> **DATASET**:
— BEGIN —

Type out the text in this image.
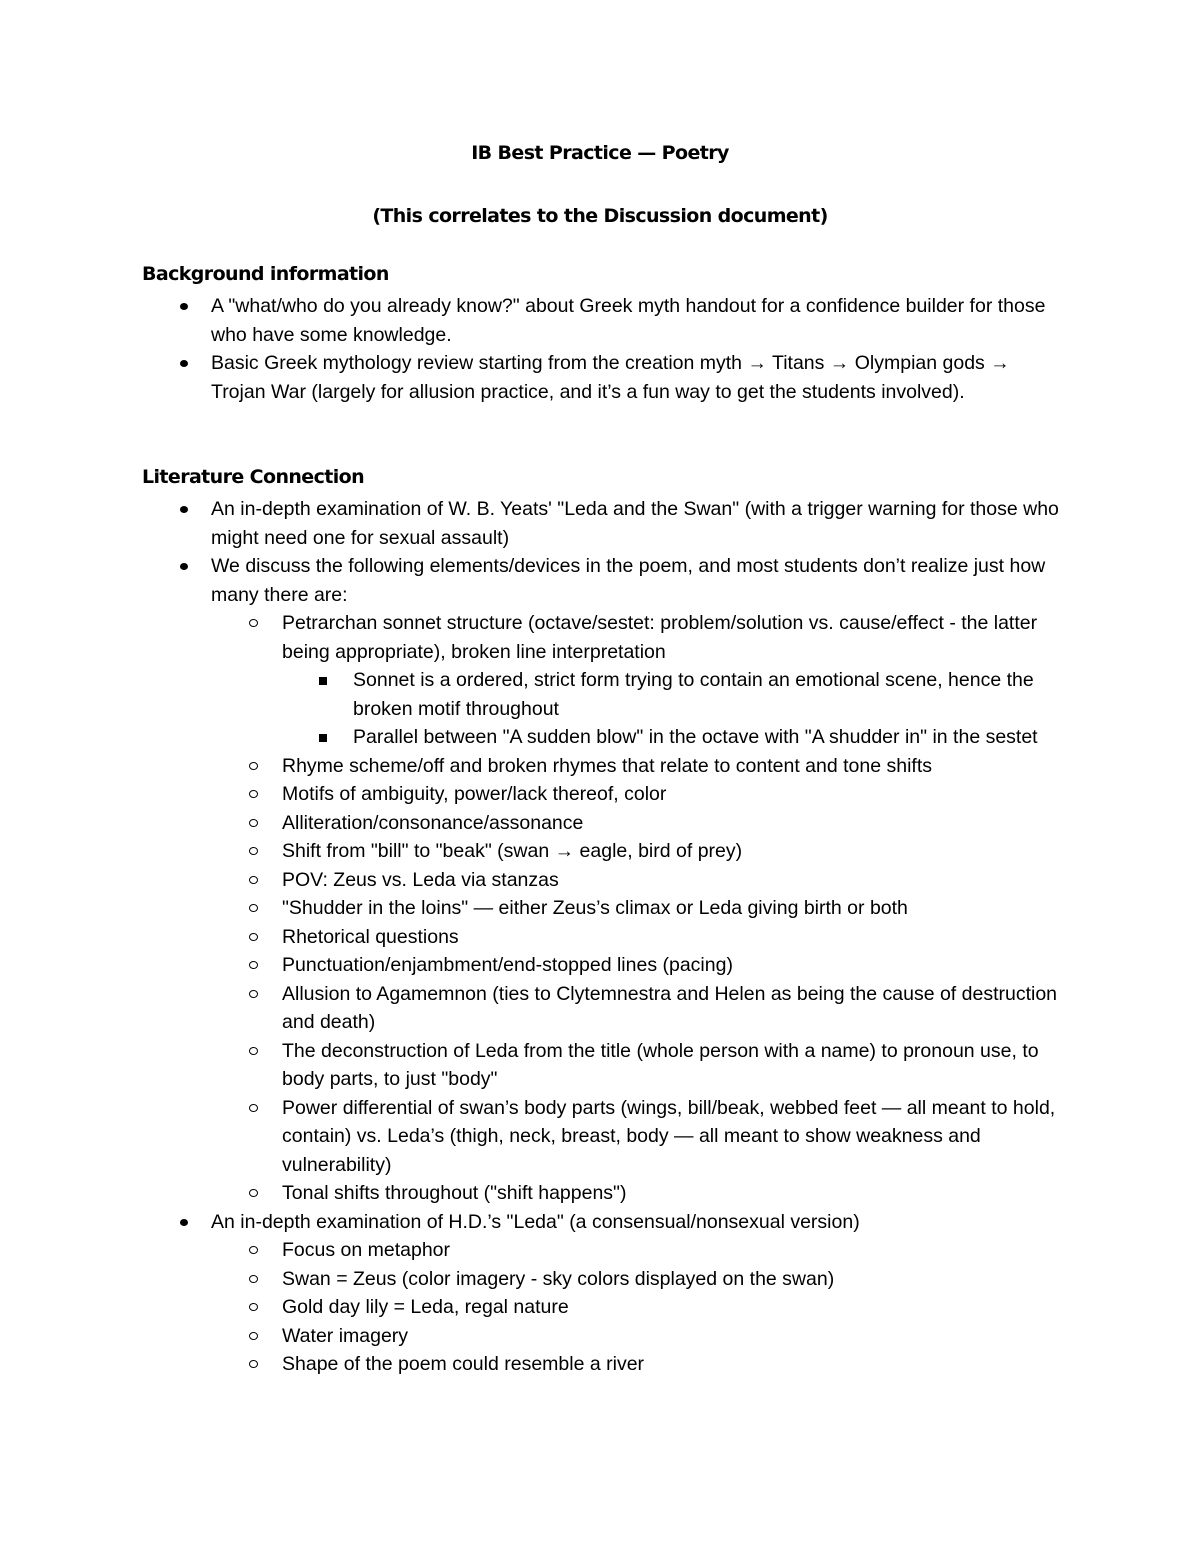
IB Best Practice — Poetry
(This correlates to the Discussion document)
Background information
A "what/who do you already know?" about Greek myth handout for a confidence builder for those who have some knowledge.
Basic Greek mythology review starting from the creation myth → Titans → Olympian gods → Trojan War (largely for allusion practice, and it’s a fun way to get the students involved).
Literature Connection
An in-depth examination of W. B. Yeats' "Leda and the Swan" (with a trigger warning for those who might need one for sexual assault)
We discuss the following elements/devices in the poem, and most students don’t realize just how many there are:
Petrarchan sonnet structure (octave/sestet: problem/solution vs. cause/effect - the latter being appropriate), broken line interpretation
Sonnet is a ordered, strict form trying to contain an emotional scene, hence the broken motif throughout
Parallel between "A sudden blow" in the octave with "A shudder in" in the sestet
Rhyme scheme/off and broken rhymes that relate to content and tone shifts
Motifs of ambiguity, power/lack thereof, color
Alliteration/consonance/assonance
Shift from "bill" to "beak" (swan → eagle, bird of prey)
POV: Zeus vs. Leda via stanzas
"Shudder in the loins" — either Zeus’s climax or Leda giving birth or both
Rhetorical questions
Punctuation/enjambment/end-stopped lines (pacing)
Allusion to Agamemnon (ties to Clytemnestra and Helen as being the cause of destruction and death)
The deconstruction of Leda from the title (whole person with a name) to pronoun use, to body parts, to just "body"
Power differential of swan’s body parts (wings, bill/beak, webbed feet — all meant to hold, contain) vs. Leda’s (thigh, neck, breast, body — all meant to show weakness and vulnerability)
Tonal shifts throughout ("shift happens")
An in-depth examination of H.D.’s "Leda" (a consensual/nonsexual version)
Focus on metaphor
Swan = Zeus (color imagery - sky colors displayed on the swan)
Gold day lily = Leda, regal nature
Water imagery
Shape of the poem could resemble a river
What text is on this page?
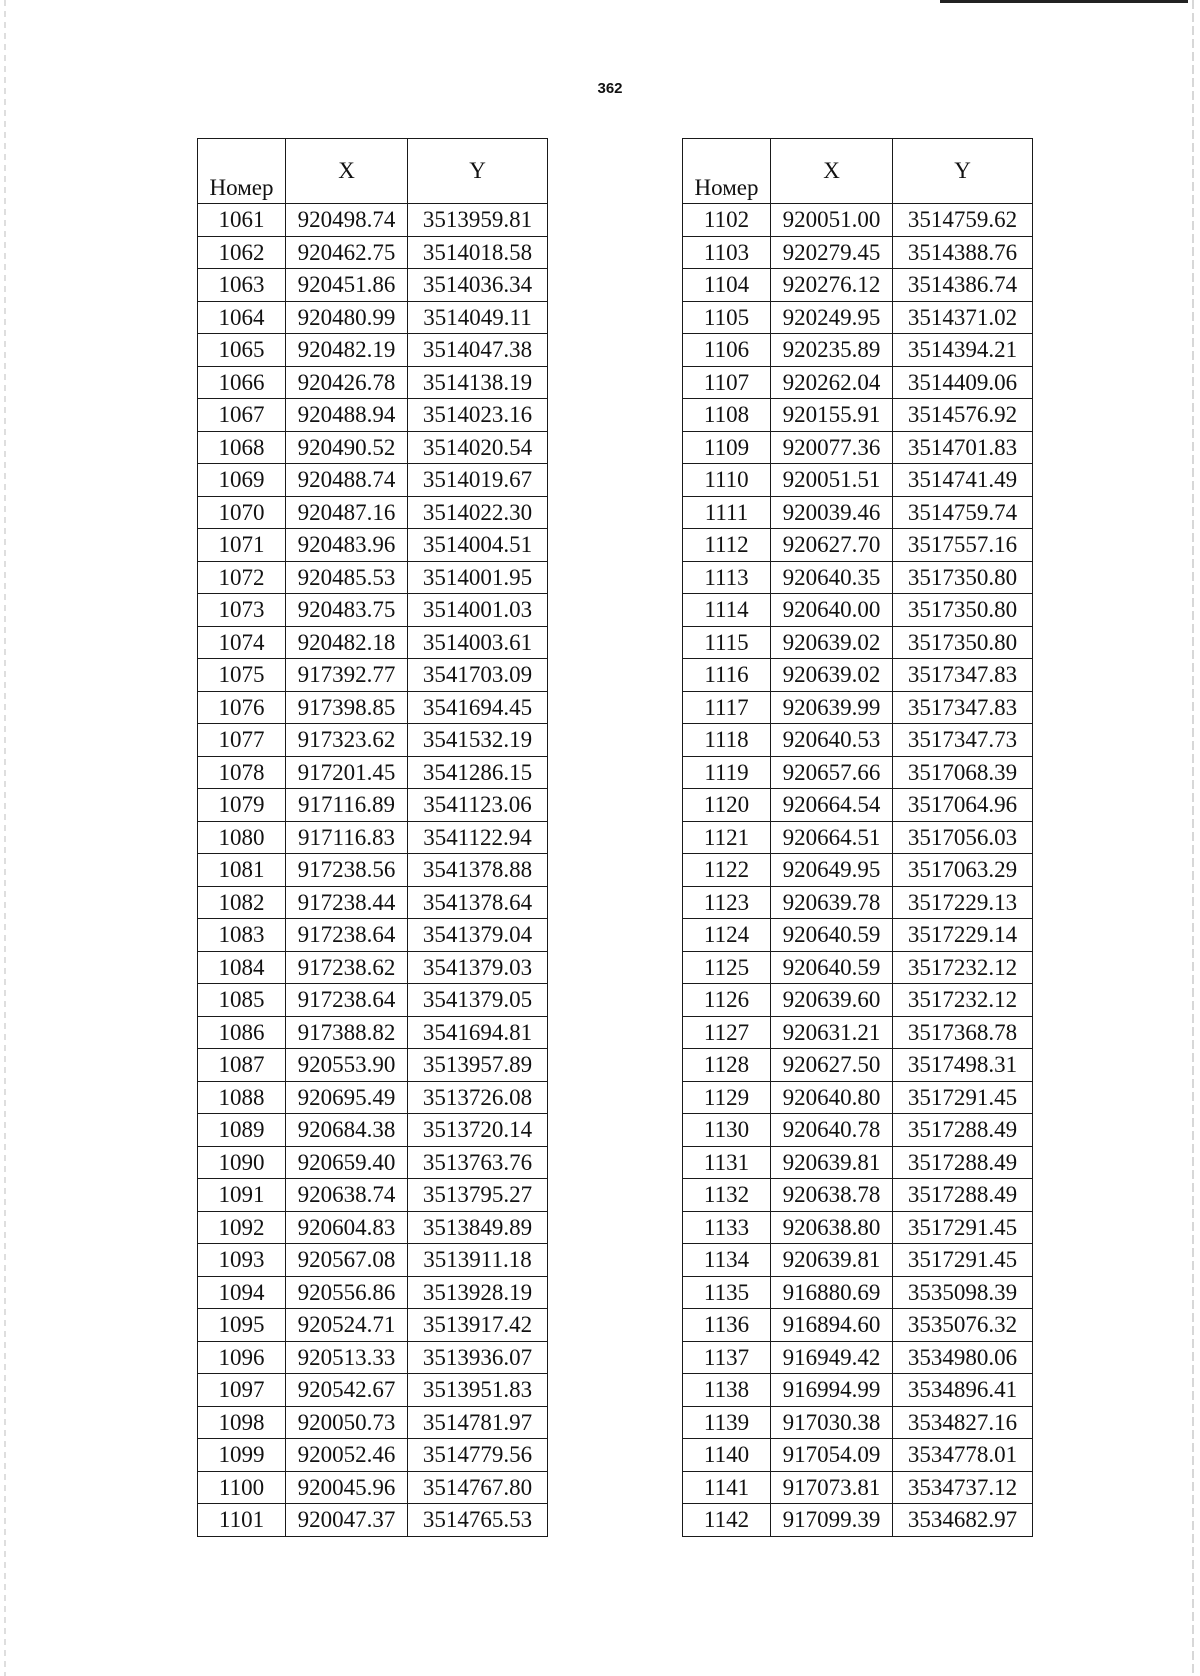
362
Номер	X	Y
1061	920498.74	3513959.81
1062	920462.75	3514018.58
1063	920451.86	3514036.34
1064	920480.99	3514049.11
1065	920482.19	3514047.38
1066	920426.78	3514138.19
1067	920488.94	3514023.16
1068	920490.52	3514020.54
1069	920488.74	3514019.67
1070	920487.16	3514022.30
1071	920483.96	3514004.51
1072	920485.53	3514001.95
1073	920483.75	3514001.03
1074	920482.18	3514003.61
1075	917392.77	3541703.09
1076	917398.85	3541694.45
1077	917323.62	3541532.19
1078	917201.45	3541286.15
1079	917116.89	3541123.06
1080	917116.83	3541122.94
1081	917238.56	3541378.88
1082	917238.44	3541378.64
1083	917238.64	3541379.04
1084	917238.62	3541379.03
1085	917238.64	3541379.05
1086	917388.82	3541694.81
1087	920553.90	3513957.89
1088	920695.49	3513726.08
1089	920684.38	3513720.14
1090	920659.40	3513763.76
1091	920638.74	3513795.27
1092	920604.83	3513849.89
1093	920567.08	3513911.18
1094	920556.86	3513928.19
1095	920524.71	3513917.42
1096	920513.33	3513936.07
1097	920542.67	3513951.83
1098	920050.73	3514781.97
1099	920052.46	3514779.56
1100	920045.96	3514767.80
1101	920047.37	3514765.53
Номер	X	Y
1102	920051.00	3514759.62
1103	920279.45	3514388.76
1104	920276.12	3514386.74
1105	920249.95	3514371.02
1106	920235.89	3514394.21
1107	920262.04	3514409.06
1108	920155.91	3514576.92
1109	920077.36	3514701.83
1110	920051.51	3514741.49
1111	920039.46	3514759.74
1112	920627.70	3517557.16
1113	920640.35	3517350.80
1114	920640.00	3517350.80
1115	920639.02	3517350.80
1116	920639.02	3517347.83
1117	920639.99	3517347.83
1118	920640.53	3517347.73
1119	920657.66	3517068.39
1120	920664.54	3517064.96
1121	920664.51	3517056.03
1122	920649.95	3517063.29
1123	920639.78	3517229.13
1124	920640.59	3517229.14
1125	920640.59	3517232.12
1126	920639.60	3517232.12
1127	920631.21	3517368.78
1128	920627.50	3517498.31
1129	920640.80	3517291.45
1130	920640.78	3517288.49
1131	920639.81	3517288.49
1132	920638.78	3517288.49
1133	920638.80	3517291.45
1134	920639.81	3517291.45
1135	916880.69	3535098.39
1136	916894.60	3535076.32
1137	916949.42	3534980.06
1138	916994.99	3534896.41
1139	917030.38	3534827.16
1140	917054.09	3534778.01
1141	917073.81	3534737.12
1142	917099.39	3534682.97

— END —

> **GIVEN INSTRUCTION**: Quote all the records verbatim, dropping any pictures from your copy.

> **SOLUTION TO THIS PROBLEM**:
Type out the text in this image.
IB Best Practice — Poetry
(This correlates to the Discussion document)
Background information
A "what/who do you already know?" about Greek myth handout for a confidence builder for those who have some knowledge.
Basic Greek mythology review starting from the creation myth → Titans → Olympian gods → Trojan War (largely for allusion practice, and it’s a fun way to get the students involved).
Literature Connection
An in-depth examination of W. B. Yeats' "Leda and the Swan" (with a trigger warning for those who might need one for sexual assault)
We discuss the following elements/devices in the poem, and most students don’t realize just how many there are:
Petrarchan sonnet structure (octave/sestet: problem/solution vs. cause/effect - the latter being appropriate), broken line interpretation
Sonnet is a ordered, strict form trying to contain an emotional scene, hence the broken motif throughout
Parallel between "A sudden blow" in the octave with "A shudder in" in the sestet
Rhyme scheme/off and broken rhymes that relate to content and tone shifts
Motifs of ambiguity, power/lack thereof, color
Alliteration/consonance/assonance
Shift from "bill" to "beak" (swan → eagle, bird of prey)
POV: Zeus vs. Leda via stanzas
"Shudder in the loins" — either Zeus’s climax or Leda giving birth or both
Rhetorical questions
Punctuation/enjambment/end-stopped lines (pacing)
Allusion to Agamemnon (ties to Clytemnestra and Helen as being the cause of destruction and death)
The deconstruction of Leda from the title (whole person with a name) to pronoun use, to body parts, to just "body"
Power differential of swan’s body parts (wings, bill/beak, webbed feet — all meant to hold, contain) vs. Leda’s (thigh, neck, breast, body — all meant to show weakness and vulnerability)
Tonal shifts throughout ("shift happens")
An in-depth examination of H.D.’s "Leda" (a consensual/nonsexual version)
Focus on metaphor
Swan = Zeus (color imagery - sky colors displayed on the swan)
Gold day lily = Leda, regal nature
Water imagery
Shape of the poem could resemble a river
What text is on this page?
362
Номер	X	Y
1061	920498.74	3513959.81
1062	920462.75	3514018.58
1063	920451.86	3514036.34
1064	920480.99	3514049.11
1065	920482.19	3514047.38
1066	920426.78	3514138.19
1067	920488.94	3514023.16
1068	920490.52	3514020.54
1069	920488.74	3514019.67
1070	920487.16	3514022.30
1071	920483.96	3514004.51
1072	920485.53	3514001.95
1073	920483.75	3514001.03
1074	920482.18	3514003.61
1075	917392.77	3541703.09
1076	917398.85	3541694.45
1077	917323.62	3541532.19
1078	917201.45	3541286.15
1079	917116.89	3541123.06
1080	917116.83	3541122.94
1081	917238.56	3541378.88
1082	917238.44	3541378.64
1083	917238.64	3541379.04
1084	917238.62	3541379.03
1085	917238.64	3541379.05
1086	917388.82	3541694.81
1087	920553.90	3513957.89
1088	920695.49	3513726.08
1089	920684.38	3513720.14
1090	920659.40	3513763.76
1091	920638.74	3513795.27
1092	920604.83	3513849.89
1093	920567.08	3513911.18
1094	920556.86	3513928.19
1095	920524.71	3513917.42
1096	920513.33	3513936.07
1097	920542.67	3513951.83
1098	920050.73	3514781.97
1099	920052.46	3514779.56
1100	920045.96	3514767.80
1101	920047.37	3514765.53
Номер	X	Y
1102	920051.00	3514759.62
1103	920279.45	3514388.76
1104	920276.12	3514386.74
1105	920249.95	3514371.02
1106	920235.89	3514394.21
1107	920262.04	3514409.06
1108	920155.91	3514576.92
1109	920077.36	3514701.83
1110	920051.51	3514741.49
1111	920039.46	3514759.74
1112	920627.70	3517557.16
1113	920640.35	3517350.80
1114	920640.00	3517350.80
1115	920639.02	3517350.80
1116	920639.02	3517347.83
1117	920639.99	3517347.83
1118	920640.53	3517347.73
1119	920657.66	3517068.39
1120	920664.54	3517064.96
1121	920664.51	3517056.03
1122	920649.95	3517063.29
1123	920639.78	3517229.13
1124	920640.59	3517229.14
1125	920640.59	3517232.12
1126	920639.60	3517232.12
1127	920631.21	3517368.78
1128	920627.50	3517498.31
1129	920640.80	3517291.45
1130	920640.78	3517288.49
1131	920639.81	3517288.49
1132	920638.78	3517288.49
1133	920638.80	3517291.45
1134	920639.81	3517291.45
1135	916880.69	3535098.39
1136	916894.60	3535076.32
1137	916949.42	3534980.06
1138	916994.99	3534896.41
1139	917030.38	3534827.16
1140	917054.09	3534778.01
1141	917073.81	3534737.12
1142	917099.39	3534682.97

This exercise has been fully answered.